> _Short exercise_
Write every entry out again exactly, please, and skip the pictures.

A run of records
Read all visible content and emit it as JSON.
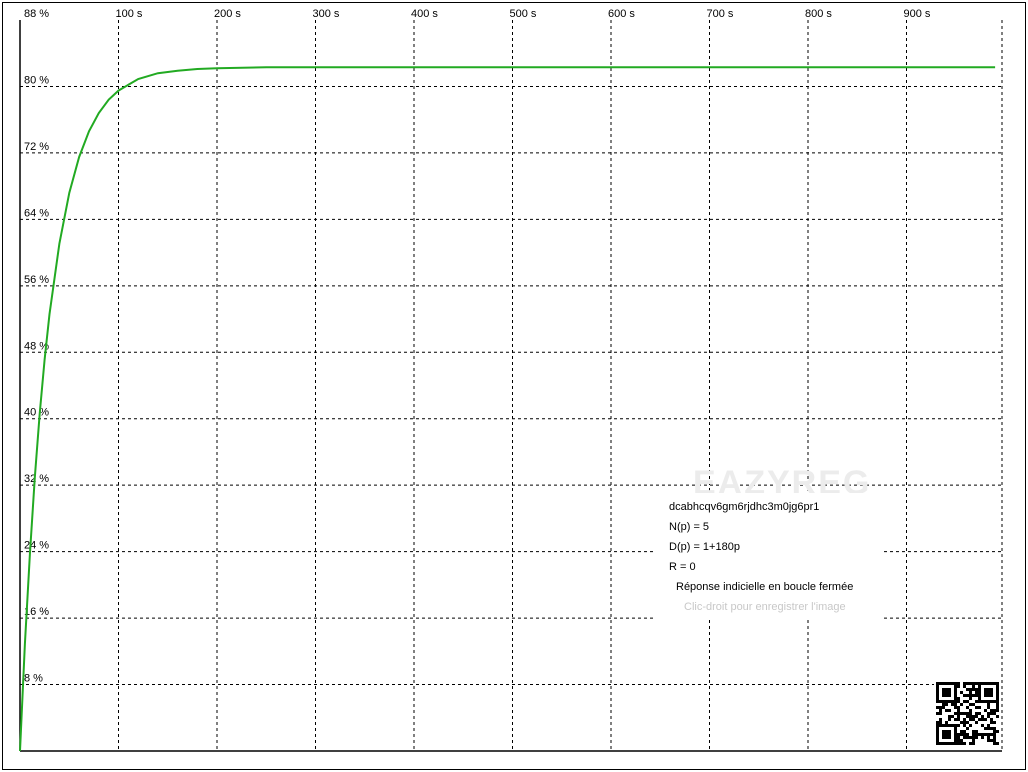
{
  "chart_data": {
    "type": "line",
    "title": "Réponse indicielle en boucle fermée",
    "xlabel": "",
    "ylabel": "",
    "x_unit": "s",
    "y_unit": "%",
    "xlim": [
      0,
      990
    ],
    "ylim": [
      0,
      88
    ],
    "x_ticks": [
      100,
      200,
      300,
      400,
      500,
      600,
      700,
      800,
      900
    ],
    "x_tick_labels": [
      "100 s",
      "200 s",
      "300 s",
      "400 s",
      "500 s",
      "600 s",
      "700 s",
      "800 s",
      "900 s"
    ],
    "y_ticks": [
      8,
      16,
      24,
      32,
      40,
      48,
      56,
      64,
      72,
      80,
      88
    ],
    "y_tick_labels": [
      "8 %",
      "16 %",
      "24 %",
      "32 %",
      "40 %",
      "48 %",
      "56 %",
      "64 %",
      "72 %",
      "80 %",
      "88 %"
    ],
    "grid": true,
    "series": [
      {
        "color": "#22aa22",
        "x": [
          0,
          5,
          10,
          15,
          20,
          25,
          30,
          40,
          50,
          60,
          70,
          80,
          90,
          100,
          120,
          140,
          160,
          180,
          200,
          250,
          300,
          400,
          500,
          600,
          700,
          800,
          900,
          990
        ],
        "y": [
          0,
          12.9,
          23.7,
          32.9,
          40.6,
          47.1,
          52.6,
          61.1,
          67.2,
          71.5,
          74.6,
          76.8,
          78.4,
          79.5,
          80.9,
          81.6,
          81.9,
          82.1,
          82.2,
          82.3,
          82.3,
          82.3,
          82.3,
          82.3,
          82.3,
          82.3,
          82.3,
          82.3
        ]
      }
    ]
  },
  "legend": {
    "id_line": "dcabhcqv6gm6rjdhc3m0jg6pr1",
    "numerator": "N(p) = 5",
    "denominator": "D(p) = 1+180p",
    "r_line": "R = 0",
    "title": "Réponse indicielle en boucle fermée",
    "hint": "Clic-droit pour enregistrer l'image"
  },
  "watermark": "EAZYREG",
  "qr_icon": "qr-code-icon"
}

> _The solution_
Read all visible content and emit it as JSON.
{
  "chart_data": {
    "type": "line",
    "title": "Réponse indicielle en boucle fermée",
    "xlabel": "",
    "ylabel": "",
    "x_unit": "s",
    "y_unit": "%",
    "xlim": [
      0,
      990
    ],
    "ylim": [
      0,
      88
    ],
    "x_ticks": [
      100,
      200,
      300,
      400,
      500,
      600,
      700,
      800,
      900
    ],
    "x_tick_labels": [
      "100 s",
      "200 s",
      "300 s",
      "400 s",
      "500 s",
      "600 s",
      "700 s",
      "800 s",
      "900 s"
    ],
    "y_ticks": [
      8,
      16,
      24,
      32,
      40,
      48,
      56,
      64,
      72,
      80,
      88
    ],
    "y_tick_labels": [
      "8 %",
      "16 %",
      "24 %",
      "32 %",
      "40 %",
      "48 %",
      "56 %",
      "64 %",
      "72 %",
      "80 %",
      "88 %"
    ],
    "grid": true,
    "series": [
      {
        "color": "#22aa22",
        "x": [
          0,
          5,
          10,
          15,
          20,
          25,
          30,
          40,
          50,
          60,
          70,
          80,
          90,
          100,
          120,
          140,
          160,
          180,
          200,
          250,
          300,
          400,
          500,
          600,
          700,
          800,
          900,
          990
        ],
        "y": [
          0,
          12.9,
          23.7,
          32.9,
          40.6,
          47.1,
          52.6,
          61.1,
          67.2,
          71.5,
          74.6,
          76.8,
          78.4,
          79.5,
          80.9,
          81.6,
          81.9,
          82.1,
          82.2,
          82.3,
          82.3,
          82.3,
          82.3,
          82.3,
          82.3,
          82.3,
          82.3,
          82.3
        ]
      }
    ]
  },
  "legend": {
    "id_line": "dcabhcqv6gm6rjdhc3m0jg6pr1",
    "numerator": "N(p) = 5",
    "denominator": "D(p) = 1+180p",
    "r_line": "R = 0",
    "title": "Réponse indicielle en boucle fermée",
    "hint": "Clic-droit pour enregistrer l'image"
  },
  "watermark": "EAZYREG",
  "qr_icon": "qr-code-icon"
}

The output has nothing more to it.